[Some records]
┌────────

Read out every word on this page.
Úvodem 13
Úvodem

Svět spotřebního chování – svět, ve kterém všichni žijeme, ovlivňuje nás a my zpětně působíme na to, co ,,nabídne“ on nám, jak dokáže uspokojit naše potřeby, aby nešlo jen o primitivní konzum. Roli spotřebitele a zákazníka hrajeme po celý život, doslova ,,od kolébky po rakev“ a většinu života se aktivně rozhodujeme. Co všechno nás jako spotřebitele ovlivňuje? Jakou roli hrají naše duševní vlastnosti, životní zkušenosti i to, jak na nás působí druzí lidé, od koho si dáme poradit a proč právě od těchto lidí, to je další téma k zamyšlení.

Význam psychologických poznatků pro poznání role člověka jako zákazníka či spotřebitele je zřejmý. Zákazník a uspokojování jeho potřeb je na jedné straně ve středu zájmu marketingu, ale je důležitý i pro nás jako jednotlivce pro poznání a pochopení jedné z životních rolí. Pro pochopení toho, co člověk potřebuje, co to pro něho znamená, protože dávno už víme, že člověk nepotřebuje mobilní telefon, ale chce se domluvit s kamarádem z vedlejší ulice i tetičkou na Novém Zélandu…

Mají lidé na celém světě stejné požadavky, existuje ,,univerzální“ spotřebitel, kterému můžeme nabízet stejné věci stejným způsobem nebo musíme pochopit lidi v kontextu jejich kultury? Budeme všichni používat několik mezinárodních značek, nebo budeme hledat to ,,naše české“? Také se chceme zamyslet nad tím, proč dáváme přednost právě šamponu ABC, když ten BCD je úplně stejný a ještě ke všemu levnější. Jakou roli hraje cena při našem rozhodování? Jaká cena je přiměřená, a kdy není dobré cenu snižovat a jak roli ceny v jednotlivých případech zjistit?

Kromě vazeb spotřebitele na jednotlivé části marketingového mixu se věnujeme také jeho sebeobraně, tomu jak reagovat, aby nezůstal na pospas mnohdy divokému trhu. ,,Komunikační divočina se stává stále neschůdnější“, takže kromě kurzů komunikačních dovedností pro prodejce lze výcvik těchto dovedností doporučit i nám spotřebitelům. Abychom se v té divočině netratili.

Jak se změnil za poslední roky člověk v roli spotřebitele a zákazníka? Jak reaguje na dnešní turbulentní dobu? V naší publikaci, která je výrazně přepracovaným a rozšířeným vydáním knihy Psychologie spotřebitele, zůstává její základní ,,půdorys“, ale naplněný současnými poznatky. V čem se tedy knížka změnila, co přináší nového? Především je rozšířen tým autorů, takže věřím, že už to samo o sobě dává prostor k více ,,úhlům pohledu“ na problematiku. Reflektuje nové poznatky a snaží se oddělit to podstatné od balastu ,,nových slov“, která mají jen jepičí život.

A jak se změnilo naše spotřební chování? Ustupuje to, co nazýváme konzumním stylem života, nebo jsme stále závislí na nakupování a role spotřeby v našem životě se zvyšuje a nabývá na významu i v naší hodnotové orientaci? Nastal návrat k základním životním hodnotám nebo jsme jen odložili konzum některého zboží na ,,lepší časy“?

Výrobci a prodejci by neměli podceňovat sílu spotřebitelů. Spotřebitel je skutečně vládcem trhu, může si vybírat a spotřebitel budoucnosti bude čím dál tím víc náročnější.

└────────

- _Problem to solve_
Extract all of the material exactly as it is written.

- _Response below_
Read out every word on this page.
Úvodem 13
Úvodem

Svět spotřebního chování – svět, ve kterém všichni žijeme, ovlivňuje nás a my zpětně působíme na to, co ,,nabídne“ on nám, jak dokáže uspokojit naše potřeby, aby nešlo jen o primitivní konzum. Roli spotřebitele a zákazníka hrajeme po celý život, doslova ,,od kolébky po rakev“ a většinu života se aktivně rozhodujeme. Co všechno nás jako spotřebitele ovlivňuje? Jakou roli hrají naše duševní vlastnosti, životní zkušenosti i to, jak na nás působí druzí lidé, od koho si dáme poradit a proč právě od těchto lidí, to je další téma k zamyšlení.

Význam psychologických poznatků pro poznání role člověka jako zákazníka či spotřebitele je zřejmý. Zákazník a uspokojování jeho potřeb je na jedné straně ve středu zájmu marketingu, ale je důležitý i pro nás jako jednotlivce pro poznání a pochopení jedné z životních rolí. Pro pochopení toho, co člověk potřebuje, co to pro něho znamená, protože dávno už víme, že člověk nepotřebuje mobilní telefon, ale chce se domluvit s kamarádem z vedlejší ulice i tetičkou na Novém Zélandu…

Mají lidé na celém světě stejné požadavky, existuje ,,univerzální“ spotřebitel, kterému můžeme nabízet stejné věci stejným způsobem nebo musíme pochopit lidi v kontextu jejich kultury? Budeme všichni používat několik mezinárodních značek, nebo budeme hledat to ,,naše české“? Také se chceme zamyslet nad tím, proč dáváme přednost právě šamponu ABC, když ten BCD je úplně stejný a ještě ke všemu levnější. Jakou roli hraje cena při našem rozhodování? Jaká cena je přiměřená, a kdy není dobré cenu snižovat a jak roli ceny v jednotlivých případech zjistit?

Kromě vazeb spotřebitele na jednotlivé části marketingového mixu se věnujeme také jeho sebeobraně, tomu jak reagovat, aby nezůstal na pospas mnohdy divokému trhu. ,,Komunikační divočina se stává stále neschůdnější“, takže kromě kurzů komunikačních dovedností pro prodejce lze výcvik těchto dovedností doporučit i nám spotřebitelům. Abychom se v té divočině netratili.

Jak se změnil za poslední roky člověk v roli spotřebitele a zákazníka? Jak reaguje na dnešní turbulentní dobu? V naší publikaci, která je výrazně přepracovaným a rozšířeným vydáním knihy Psychologie spotřebitele, zůstává její základní ,,půdorys“, ale naplněný současnými poznatky. V čem se tedy knížka změnila, co přináší nového? Především je rozšířen tým autorů, takže věřím, že už to samo o sobě dává prostor k více ,,úhlům pohledu“ na problematiku. Reflektuje nové poznatky a snaží se oddělit to podstatné od balastu ,,nových slov“, která mají jen jepičí život.

A jak se změnilo naše spotřební chování? Ustupuje to, co nazýváme konzumním stylem života, nebo jsme stále závislí na nakupování a role spotřeby v našem životě se zvyšuje a nabývá na významu i v naší hodnotové orientaci? Nastal návrat k základním životním hodnotám nebo jsme jen odložili konzum některého zboží na ,,lepší časy“?

Výrobci a prodejci by neměli podceňovat sílu spotřebitelů. Spotřebitel je skutečně vládcem trhu, může si vybírat a spotřebitel budoucnosti bude čím dál tím víc náročnější.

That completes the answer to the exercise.